## What is asked
Print every line of the listing exactly, please.

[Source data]
★ ★ ★ ★

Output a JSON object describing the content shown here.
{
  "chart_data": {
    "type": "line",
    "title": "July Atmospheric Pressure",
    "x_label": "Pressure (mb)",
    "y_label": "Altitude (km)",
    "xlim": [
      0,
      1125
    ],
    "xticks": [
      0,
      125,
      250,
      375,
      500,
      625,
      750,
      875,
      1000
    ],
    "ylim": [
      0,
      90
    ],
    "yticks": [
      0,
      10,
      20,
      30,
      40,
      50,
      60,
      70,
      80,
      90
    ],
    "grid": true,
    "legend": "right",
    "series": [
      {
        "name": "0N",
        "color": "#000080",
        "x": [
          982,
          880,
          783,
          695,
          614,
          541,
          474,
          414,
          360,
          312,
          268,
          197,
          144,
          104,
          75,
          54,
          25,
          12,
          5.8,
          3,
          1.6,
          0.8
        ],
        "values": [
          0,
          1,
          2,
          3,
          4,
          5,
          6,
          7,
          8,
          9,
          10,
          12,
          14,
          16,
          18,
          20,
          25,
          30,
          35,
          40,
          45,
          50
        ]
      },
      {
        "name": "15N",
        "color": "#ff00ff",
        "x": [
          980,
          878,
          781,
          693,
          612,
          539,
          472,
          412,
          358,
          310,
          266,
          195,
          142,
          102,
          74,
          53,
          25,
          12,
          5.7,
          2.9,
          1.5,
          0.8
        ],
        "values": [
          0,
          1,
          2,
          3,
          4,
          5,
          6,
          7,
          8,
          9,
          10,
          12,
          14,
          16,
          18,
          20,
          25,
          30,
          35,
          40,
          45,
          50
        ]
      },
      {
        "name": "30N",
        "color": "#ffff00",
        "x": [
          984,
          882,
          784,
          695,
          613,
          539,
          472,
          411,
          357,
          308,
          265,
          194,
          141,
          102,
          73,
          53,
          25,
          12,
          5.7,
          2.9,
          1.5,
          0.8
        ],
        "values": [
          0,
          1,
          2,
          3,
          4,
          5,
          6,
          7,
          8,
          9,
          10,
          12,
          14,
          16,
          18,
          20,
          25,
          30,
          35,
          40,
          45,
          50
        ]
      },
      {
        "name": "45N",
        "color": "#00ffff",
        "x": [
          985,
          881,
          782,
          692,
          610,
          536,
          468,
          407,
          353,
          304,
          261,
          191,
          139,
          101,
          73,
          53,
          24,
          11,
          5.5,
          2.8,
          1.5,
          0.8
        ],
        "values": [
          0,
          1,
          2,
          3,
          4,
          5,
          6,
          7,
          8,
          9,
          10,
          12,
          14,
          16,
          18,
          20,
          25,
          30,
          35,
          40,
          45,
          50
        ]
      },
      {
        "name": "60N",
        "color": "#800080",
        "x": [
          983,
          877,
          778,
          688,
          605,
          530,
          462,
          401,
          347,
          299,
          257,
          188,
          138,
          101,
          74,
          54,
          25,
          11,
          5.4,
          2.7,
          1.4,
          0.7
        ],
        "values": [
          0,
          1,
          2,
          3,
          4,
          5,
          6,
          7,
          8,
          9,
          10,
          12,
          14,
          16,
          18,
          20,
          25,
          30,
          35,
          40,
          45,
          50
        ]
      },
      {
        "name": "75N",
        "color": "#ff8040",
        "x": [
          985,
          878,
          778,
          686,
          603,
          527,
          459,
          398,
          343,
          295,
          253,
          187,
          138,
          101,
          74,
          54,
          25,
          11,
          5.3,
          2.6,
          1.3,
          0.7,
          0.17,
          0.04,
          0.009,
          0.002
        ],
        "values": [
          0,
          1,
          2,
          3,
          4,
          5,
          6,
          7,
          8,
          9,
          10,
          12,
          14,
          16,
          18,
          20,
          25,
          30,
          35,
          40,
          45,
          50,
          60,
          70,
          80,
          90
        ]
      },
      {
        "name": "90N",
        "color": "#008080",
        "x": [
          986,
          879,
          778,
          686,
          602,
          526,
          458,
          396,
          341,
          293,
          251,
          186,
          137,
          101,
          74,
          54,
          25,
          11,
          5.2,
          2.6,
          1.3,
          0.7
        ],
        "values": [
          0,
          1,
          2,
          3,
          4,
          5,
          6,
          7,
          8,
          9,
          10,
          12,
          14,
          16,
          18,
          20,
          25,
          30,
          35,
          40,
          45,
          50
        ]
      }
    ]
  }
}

★ ★ ★ ★

## Worked solution
Output a JSON object describing the content shown here.
{
  "chart_data": {
    "type": "line",
    "title": "July Atmospheric Pressure",
    "x_label": "Pressure (mb)",
    "y_label": "Altitude (km)",
    "xlim": [
      0,
      1125
    ],
    "xticks": [
      0,
      125,
      250,
      375,
      500,
      625,
      750,
      875,
      1000
    ],
    "ylim": [
      0,
      90
    ],
    "yticks": [
      0,
      10,
      20,
      30,
      40,
      50,
      60,
      70,
      80,
      90
    ],
    "grid": true,
    "legend": "right",
    "series": [
      {
        "name": "0N",
        "color": "#000080",
        "x": [
          982,
          880,
          783,
          695,
          614,
          541,
          474,
          414,
          360,
          312,
          268,
          197,
          144,
          104,
          75,
          54,
          25,
          12,
          5.8,
          3,
          1.6,
          0.8
        ],
        "values": [
          0,
          1,
          2,
          3,
          4,
          5,
          6,
          7,
          8,
          9,
          10,
          12,
          14,
          16,
          18,
          20,
          25,
          30,
          35,
          40,
          45,
          50
        ]
      },
      {
        "name": "15N",
        "color": "#ff00ff",
        "x": [
          980,
          878,
          781,
          693,
          612,
          539,
          472,
          412,
          358,
          310,
          266,
          195,
          142,
          102,
          74,
          53,
          25,
          12,
          5.7,
          2.9,
          1.5,
          0.8
        ],
        "values": [
          0,
          1,
          2,
          3,
          4,
          5,
          6,
          7,
          8,
          9,
          10,
          12,
          14,
          16,
          18,
          20,
          25,
          30,
          35,
          40,
          45,
          50
        ]
      },
      {
        "name": "30N",
        "color": "#ffff00",
        "x": [
          984,
          882,
          784,
          695,
          613,
          539,
          472,
          411,
          357,
          308,
          265,
          194,
          141,
          102,
          73,
          53,
          25,
          12,
          5.7,
          2.9,
          1.5,
          0.8
        ],
        "values": [
          0,
          1,
          2,
          3,
          4,
          5,
          6,
          7,
          8,
          9,
          10,
          12,
          14,
          16,
          18,
          20,
          25,
          30,
          35,
          40,
          45,
          50
        ]
      },
      {
        "name": "45N",
        "color": "#00ffff",
        "x": [
          985,
          881,
          782,
          692,
          610,
          536,
          468,
          407,
          353,
          304,
          261,
          191,
          139,
          101,
          73,
          53,
          24,
          11,
          5.5,
          2.8,
          1.5,
          0.8
        ],
        "values": [
          0,
          1,
          2,
          3,
          4,
          5,
          6,
          7,
          8,
          9,
          10,
          12,
          14,
          16,
          18,
          20,
          25,
          30,
          35,
          40,
          45,
          50
        ]
      },
      {
        "name": "60N",
        "color": "#800080",
        "x": [
          983,
          877,
          778,
          688,
          605,
          530,
          462,
          401,
          347,
          299,
          257,
          188,
          138,
          101,
          74,
          54,
          25,
          11,
          5.4,
          2.7,
          1.4,
          0.7
        ],
        "values": [
          0,
          1,
          2,
          3,
          4,
          5,
          6,
          7,
          8,
          9,
          10,
          12,
          14,
          16,
          18,
          20,
          25,
          30,
          35,
          40,
          45,
          50
        ]
      },
      {
        "name": "75N",
        "color": "#ff8040",
        "x": [
          985,
          878,
          778,
          686,
          603,
          527,
          459,
          398,
          343,
          295,
          253,
          187,
          138,
          101,
          74,
          54,
          25,
          11,
          5.3,
          2.6,
          1.3,
          0.7,
          0.17,
          0.04,
          0.009,
          0.002
        ],
        "values": [
          0,
          1,
          2,
          3,
          4,
          5,
          6,
          7,
          8,
          9,
          10,
          12,
          14,
          16,
          18,
          20,
          25,
          30,
          35,
          40,
          45,
          50,
          60,
          70,
          80,
          90
        ]
      },
      {
        "name": "90N",
        "color": "#008080",
        "x": [
          986,
          879,
          778,
          686,
          602,
          526,
          458,
          396,
          341,
          293,
          251,
          186,
          137,
          101,
          74,
          54,
          25,
          11,
          5.2,
          2.6,
          1.3,
          0.7
        ],
        "values": [
          0,
          1,
          2,
          3,
          4,
          5,
          6,
          7,
          8,
          9,
          10,
          12,
          14,
          16,
          18,
          20,
          25,
          30,
          35,
          40,
          45,
          50
        ]
      }
    ]
  }
}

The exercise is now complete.